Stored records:
---------------
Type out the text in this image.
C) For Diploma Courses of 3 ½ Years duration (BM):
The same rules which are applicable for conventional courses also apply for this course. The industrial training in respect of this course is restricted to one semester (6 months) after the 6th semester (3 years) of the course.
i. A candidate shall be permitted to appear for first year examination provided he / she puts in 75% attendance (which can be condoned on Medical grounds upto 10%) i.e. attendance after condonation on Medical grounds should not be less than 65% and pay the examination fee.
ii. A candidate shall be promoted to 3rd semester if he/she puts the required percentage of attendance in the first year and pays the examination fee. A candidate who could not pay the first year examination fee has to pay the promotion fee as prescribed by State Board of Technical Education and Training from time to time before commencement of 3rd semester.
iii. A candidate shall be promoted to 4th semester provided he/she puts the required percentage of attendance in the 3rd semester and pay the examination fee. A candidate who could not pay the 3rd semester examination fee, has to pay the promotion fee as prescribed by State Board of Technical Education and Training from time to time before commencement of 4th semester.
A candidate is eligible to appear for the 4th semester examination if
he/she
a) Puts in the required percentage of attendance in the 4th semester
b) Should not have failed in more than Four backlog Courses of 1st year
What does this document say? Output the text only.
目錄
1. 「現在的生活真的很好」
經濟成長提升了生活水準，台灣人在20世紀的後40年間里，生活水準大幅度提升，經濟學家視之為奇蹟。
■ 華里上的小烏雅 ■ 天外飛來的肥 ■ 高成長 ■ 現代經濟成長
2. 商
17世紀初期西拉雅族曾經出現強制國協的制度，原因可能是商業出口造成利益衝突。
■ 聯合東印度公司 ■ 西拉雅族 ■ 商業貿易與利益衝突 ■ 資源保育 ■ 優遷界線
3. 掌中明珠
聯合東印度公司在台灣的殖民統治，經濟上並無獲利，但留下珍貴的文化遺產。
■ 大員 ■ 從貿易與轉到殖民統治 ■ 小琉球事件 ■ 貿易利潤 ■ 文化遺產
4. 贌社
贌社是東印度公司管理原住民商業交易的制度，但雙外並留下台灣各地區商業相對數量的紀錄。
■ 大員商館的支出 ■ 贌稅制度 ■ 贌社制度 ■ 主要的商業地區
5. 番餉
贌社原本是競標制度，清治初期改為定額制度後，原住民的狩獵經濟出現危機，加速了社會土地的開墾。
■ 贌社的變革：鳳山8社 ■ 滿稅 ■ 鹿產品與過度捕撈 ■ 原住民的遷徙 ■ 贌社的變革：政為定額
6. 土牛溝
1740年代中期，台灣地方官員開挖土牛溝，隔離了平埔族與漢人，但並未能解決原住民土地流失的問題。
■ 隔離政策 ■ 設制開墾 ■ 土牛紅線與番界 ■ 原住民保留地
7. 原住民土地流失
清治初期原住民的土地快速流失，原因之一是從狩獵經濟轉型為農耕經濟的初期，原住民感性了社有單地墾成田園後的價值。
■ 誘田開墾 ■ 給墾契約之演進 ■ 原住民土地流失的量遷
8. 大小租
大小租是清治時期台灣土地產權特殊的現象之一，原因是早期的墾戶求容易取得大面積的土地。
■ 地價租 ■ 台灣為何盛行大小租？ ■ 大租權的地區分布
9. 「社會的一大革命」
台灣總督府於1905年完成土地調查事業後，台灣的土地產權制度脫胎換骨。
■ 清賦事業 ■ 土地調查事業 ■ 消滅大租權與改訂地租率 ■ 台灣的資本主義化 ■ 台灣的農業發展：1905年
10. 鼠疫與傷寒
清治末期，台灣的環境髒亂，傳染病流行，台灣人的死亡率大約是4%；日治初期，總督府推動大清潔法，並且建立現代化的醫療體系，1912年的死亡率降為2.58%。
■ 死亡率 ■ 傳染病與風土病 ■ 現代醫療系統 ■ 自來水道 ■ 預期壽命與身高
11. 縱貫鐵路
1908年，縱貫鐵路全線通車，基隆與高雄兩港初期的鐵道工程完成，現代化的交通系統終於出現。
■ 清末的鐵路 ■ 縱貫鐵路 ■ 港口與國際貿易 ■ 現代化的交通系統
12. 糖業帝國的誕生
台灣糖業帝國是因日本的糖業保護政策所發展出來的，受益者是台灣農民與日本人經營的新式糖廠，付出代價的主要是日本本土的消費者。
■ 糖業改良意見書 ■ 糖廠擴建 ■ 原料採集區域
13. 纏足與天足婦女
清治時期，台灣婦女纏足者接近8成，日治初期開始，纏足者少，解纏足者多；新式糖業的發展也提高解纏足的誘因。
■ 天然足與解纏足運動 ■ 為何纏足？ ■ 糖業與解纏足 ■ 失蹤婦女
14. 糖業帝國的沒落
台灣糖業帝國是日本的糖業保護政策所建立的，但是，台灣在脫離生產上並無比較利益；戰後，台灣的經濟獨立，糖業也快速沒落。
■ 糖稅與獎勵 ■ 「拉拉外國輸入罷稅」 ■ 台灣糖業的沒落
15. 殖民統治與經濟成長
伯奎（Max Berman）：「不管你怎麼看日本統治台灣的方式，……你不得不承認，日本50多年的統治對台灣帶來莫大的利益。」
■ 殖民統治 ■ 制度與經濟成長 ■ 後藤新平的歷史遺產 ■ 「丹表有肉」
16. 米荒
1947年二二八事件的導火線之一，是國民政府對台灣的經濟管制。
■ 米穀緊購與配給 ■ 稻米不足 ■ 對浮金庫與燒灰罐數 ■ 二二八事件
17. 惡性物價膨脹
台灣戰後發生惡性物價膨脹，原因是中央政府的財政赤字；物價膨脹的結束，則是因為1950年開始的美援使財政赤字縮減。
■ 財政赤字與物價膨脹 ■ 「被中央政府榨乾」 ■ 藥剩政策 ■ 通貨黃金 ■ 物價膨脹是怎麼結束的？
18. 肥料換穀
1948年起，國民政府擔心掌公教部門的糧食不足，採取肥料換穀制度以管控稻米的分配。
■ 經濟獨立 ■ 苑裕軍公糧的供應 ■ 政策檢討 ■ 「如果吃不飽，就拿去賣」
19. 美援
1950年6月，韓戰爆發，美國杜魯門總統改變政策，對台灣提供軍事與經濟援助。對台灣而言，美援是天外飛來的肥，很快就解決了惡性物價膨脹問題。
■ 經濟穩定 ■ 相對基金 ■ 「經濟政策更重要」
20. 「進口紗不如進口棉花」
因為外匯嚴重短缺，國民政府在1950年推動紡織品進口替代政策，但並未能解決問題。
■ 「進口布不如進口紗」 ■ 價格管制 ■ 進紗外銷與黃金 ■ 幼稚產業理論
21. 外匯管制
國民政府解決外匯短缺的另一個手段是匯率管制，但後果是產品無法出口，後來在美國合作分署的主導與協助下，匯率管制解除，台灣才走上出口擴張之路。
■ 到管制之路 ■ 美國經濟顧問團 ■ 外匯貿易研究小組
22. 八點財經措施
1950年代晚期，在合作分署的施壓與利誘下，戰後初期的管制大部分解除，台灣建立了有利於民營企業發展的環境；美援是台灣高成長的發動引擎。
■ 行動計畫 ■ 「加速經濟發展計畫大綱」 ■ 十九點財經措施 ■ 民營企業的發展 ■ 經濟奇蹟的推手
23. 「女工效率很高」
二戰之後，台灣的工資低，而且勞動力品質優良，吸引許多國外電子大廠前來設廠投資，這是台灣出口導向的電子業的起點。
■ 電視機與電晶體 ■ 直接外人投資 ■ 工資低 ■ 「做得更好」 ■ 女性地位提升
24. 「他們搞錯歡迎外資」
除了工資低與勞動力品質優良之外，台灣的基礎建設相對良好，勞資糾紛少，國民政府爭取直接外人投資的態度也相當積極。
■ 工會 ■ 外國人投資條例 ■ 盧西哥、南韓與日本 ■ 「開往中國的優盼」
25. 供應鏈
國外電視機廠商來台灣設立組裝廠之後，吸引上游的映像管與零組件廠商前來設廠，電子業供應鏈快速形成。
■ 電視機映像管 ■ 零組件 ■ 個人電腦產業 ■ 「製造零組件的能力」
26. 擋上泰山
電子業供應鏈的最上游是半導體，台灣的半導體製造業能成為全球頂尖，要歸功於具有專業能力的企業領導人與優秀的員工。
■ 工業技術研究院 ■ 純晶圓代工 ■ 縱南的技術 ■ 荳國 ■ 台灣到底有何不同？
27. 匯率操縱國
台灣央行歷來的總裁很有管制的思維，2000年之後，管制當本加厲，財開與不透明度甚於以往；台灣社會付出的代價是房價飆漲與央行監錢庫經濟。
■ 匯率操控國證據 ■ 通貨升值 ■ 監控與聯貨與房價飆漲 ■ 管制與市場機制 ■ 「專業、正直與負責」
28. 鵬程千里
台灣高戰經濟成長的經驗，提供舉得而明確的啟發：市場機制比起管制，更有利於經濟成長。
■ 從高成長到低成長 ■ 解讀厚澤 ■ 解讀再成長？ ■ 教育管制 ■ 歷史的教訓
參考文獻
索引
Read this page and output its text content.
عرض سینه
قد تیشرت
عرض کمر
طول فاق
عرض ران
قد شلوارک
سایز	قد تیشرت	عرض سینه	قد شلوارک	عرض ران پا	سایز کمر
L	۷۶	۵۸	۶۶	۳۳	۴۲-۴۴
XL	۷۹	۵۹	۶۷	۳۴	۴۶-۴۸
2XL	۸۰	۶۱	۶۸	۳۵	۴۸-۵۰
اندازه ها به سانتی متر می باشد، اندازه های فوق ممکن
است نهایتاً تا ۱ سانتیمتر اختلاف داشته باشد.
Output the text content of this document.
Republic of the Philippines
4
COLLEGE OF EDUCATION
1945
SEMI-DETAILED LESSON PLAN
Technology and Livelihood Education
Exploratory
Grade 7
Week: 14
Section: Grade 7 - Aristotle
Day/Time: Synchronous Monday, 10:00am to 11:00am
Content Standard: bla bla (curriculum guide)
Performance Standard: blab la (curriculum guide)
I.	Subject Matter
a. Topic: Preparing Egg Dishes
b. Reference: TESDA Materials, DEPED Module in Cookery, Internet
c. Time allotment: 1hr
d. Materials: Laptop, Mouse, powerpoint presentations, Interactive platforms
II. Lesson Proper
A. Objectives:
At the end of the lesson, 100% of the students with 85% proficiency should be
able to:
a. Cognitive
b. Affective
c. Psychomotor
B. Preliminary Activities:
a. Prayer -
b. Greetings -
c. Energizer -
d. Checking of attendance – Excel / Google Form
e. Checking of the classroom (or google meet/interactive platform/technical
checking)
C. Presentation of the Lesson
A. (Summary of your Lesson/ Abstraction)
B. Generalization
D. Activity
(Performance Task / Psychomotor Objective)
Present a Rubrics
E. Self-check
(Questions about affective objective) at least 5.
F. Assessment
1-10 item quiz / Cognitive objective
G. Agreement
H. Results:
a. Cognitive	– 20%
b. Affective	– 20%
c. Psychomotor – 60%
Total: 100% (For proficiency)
---------------
### [Set problem]
Go over the records above and tally the lines with the word "proficiency" in them. Give the number alone.

### [Response to this exercise]
2